:: Items ::
/---

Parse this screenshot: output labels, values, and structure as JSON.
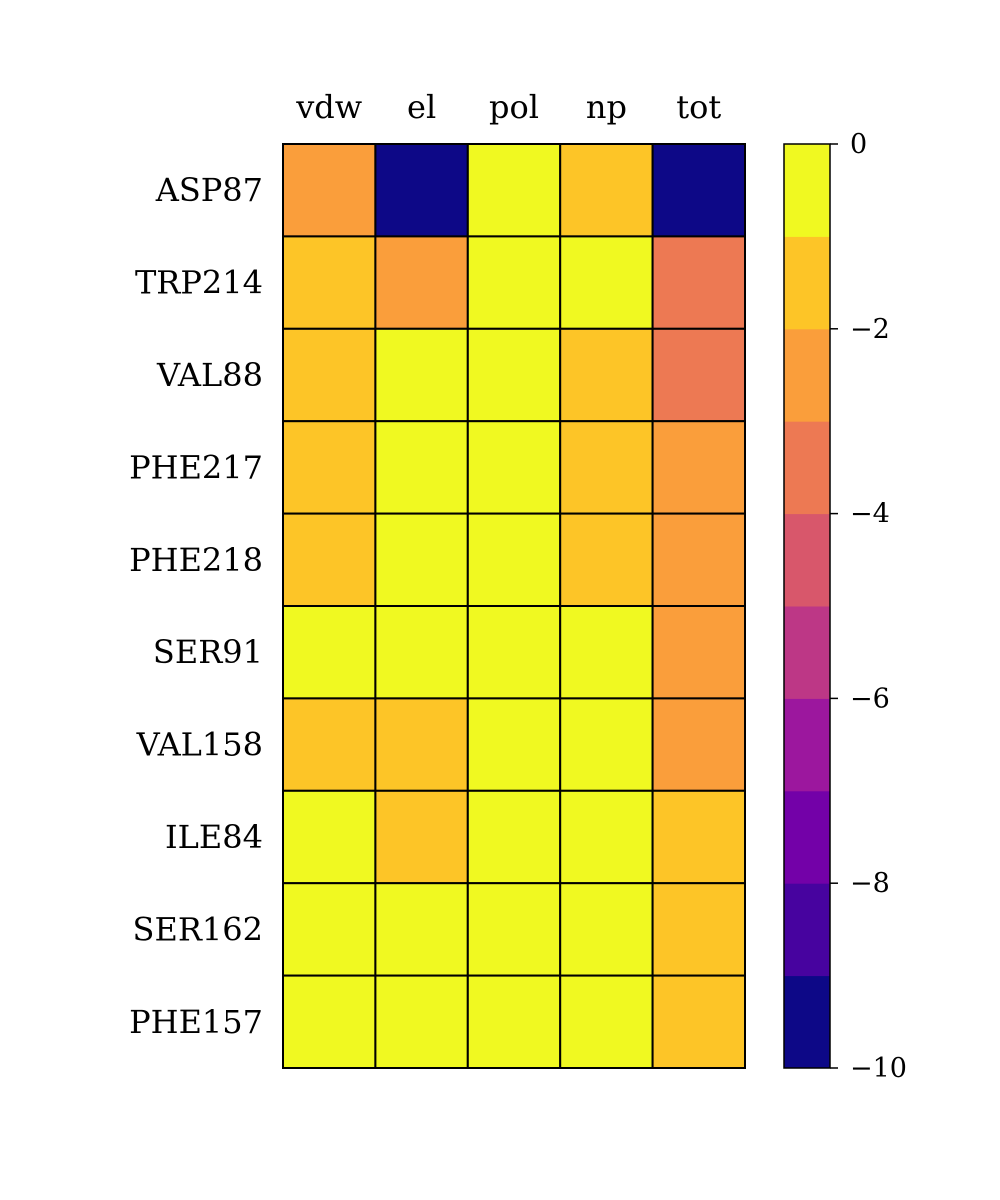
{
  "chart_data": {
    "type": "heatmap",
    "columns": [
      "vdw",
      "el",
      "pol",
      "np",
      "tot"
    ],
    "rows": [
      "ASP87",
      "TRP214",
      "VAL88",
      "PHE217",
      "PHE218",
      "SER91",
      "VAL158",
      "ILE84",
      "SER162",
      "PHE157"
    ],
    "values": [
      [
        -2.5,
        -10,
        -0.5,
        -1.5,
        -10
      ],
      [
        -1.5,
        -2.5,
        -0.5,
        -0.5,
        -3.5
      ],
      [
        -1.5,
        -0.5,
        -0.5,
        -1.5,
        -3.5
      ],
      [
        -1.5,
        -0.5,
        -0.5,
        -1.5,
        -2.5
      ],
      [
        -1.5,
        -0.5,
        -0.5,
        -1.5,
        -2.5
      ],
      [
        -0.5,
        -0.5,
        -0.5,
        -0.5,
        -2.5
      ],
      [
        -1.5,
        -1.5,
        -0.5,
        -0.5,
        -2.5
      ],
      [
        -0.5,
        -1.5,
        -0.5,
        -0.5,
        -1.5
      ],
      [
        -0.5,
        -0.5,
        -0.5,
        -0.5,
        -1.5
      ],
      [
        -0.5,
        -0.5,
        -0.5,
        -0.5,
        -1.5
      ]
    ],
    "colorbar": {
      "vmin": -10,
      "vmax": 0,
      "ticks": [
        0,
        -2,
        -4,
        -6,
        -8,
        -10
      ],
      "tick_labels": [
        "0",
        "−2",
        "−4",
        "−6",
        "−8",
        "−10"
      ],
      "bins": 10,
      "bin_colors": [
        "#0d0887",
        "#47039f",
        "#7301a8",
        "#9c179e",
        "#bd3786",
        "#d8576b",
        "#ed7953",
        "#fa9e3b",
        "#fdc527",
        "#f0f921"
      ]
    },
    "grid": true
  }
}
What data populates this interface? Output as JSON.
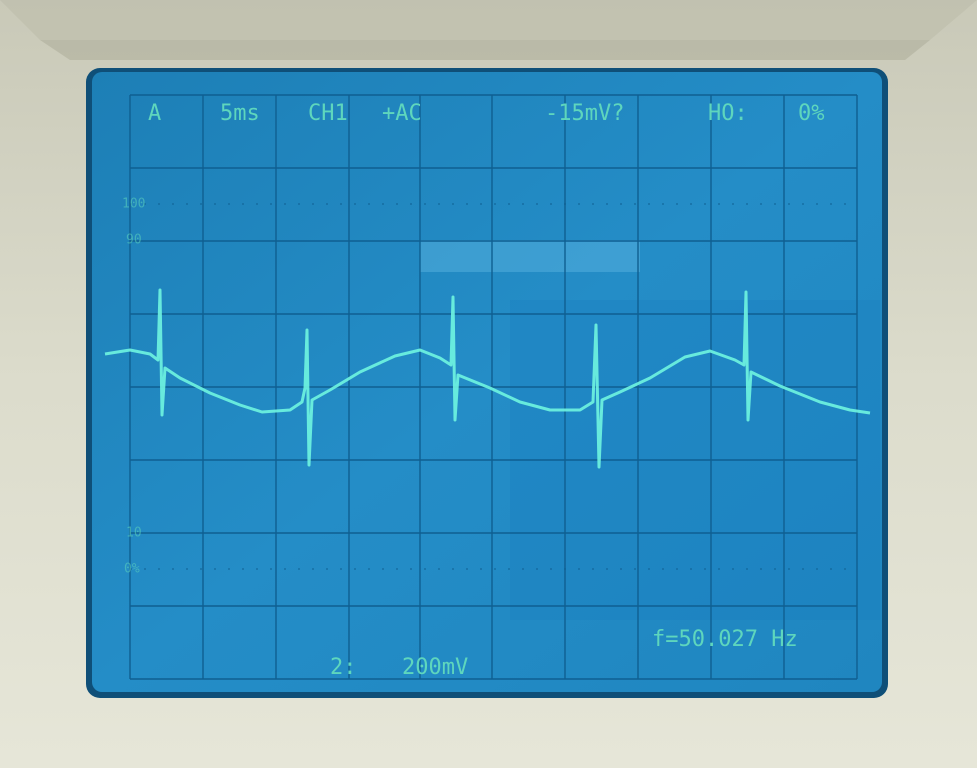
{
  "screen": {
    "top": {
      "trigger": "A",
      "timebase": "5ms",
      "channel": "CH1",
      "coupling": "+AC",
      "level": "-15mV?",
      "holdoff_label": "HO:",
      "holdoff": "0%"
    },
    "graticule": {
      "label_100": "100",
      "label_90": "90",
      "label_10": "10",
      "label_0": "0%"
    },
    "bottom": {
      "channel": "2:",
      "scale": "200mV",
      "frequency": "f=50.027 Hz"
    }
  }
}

\---

Verbatim reproduction of every record is required; images are left out.

:: The output ::
Parse this screenshot: output labels, values, and structure as JSON.
{
  "chart_data": {
    "type": "heatmap",
    "columns": [
      "vdw",
      "el",
      "pol",
      "np",
      "tot"
    ],
    "rows": [
      "ASP87",
      "TRP214",
      "VAL88",
      "PHE217",
      "PHE218",
      "SER91",
      "VAL158",
      "ILE84",
      "SER162",
      "PHE157"
    ],
    "values": [
      [
        -2.5,
        -10,
        -0.5,
        -1.5,
        -10
      ],
      [
        -1.5,
        -2.5,
        -0.5,
        -0.5,
        -3.5
      ],
      [
        -1.5,
        -0.5,
        -0.5,
        -1.5,
        -3.5
      ],
      [
        -1.5,
        -0.5,
        -0.5,
        -1.5,
        -2.5
      ],
      [
        -1.5,
        -0.5,
        -0.5,
        -1.5,
        -2.5
      ],
      [
        -0.5,
        -0.5,
        -0.5,
        -0.5,
        -2.5
      ],
      [
        -1.5,
        -1.5,
        -0.5,
        -0.5,
        -2.5
      ],
      [
        -0.5,
        -1.5,
        -0.5,
        -0.5,
        -1.5
      ],
      [
        -0.5,
        -0.5,
        -0.5,
        -0.5,
        -1.5
      ],
      [
        -0.5,
        -0.5,
        -0.5,
        -0.5,
        -1.5
      ]
    ],
    "colorbar": {
      "vmin": -10,
      "vmax": 0,
      "ticks": [
        0,
        -2,
        -4,
        -6,
        -8,
        -10
      ],
      "tick_labels": [
        "0",
        "−2",
        "−4",
        "−6",
        "−8",
        "−10"
      ],
      "bins": 10,
      "bin_colors": [
        "#0d0887",
        "#47039f",
        "#7301a8",
        "#9c179e",
        "#bd3786",
        "#d8576b",
        "#ed7953",
        "#fa9e3b",
        "#fdc527",
        "#f0f921"
      ]
    },
    "grid": true
  }
}
What data populates this interface? Output as JSON.
{
  "screen": {
    "top": {
      "trigger": "A",
      "timebase": "5ms",
      "channel": "CH1",
      "coupling": "+AC",
      "level": "-15mV?",
      "holdoff_label": "HO:",
      "holdoff": "0%"
    },
    "graticule": {
      "label_100": "100",
      "label_90": "90",
      "label_10": "10",
      "label_0": "0%"
    },
    "bottom": {
      "channel": "2:",
      "scale": "200mV",
      "frequency": "f=50.027 Hz"
    }
  }
}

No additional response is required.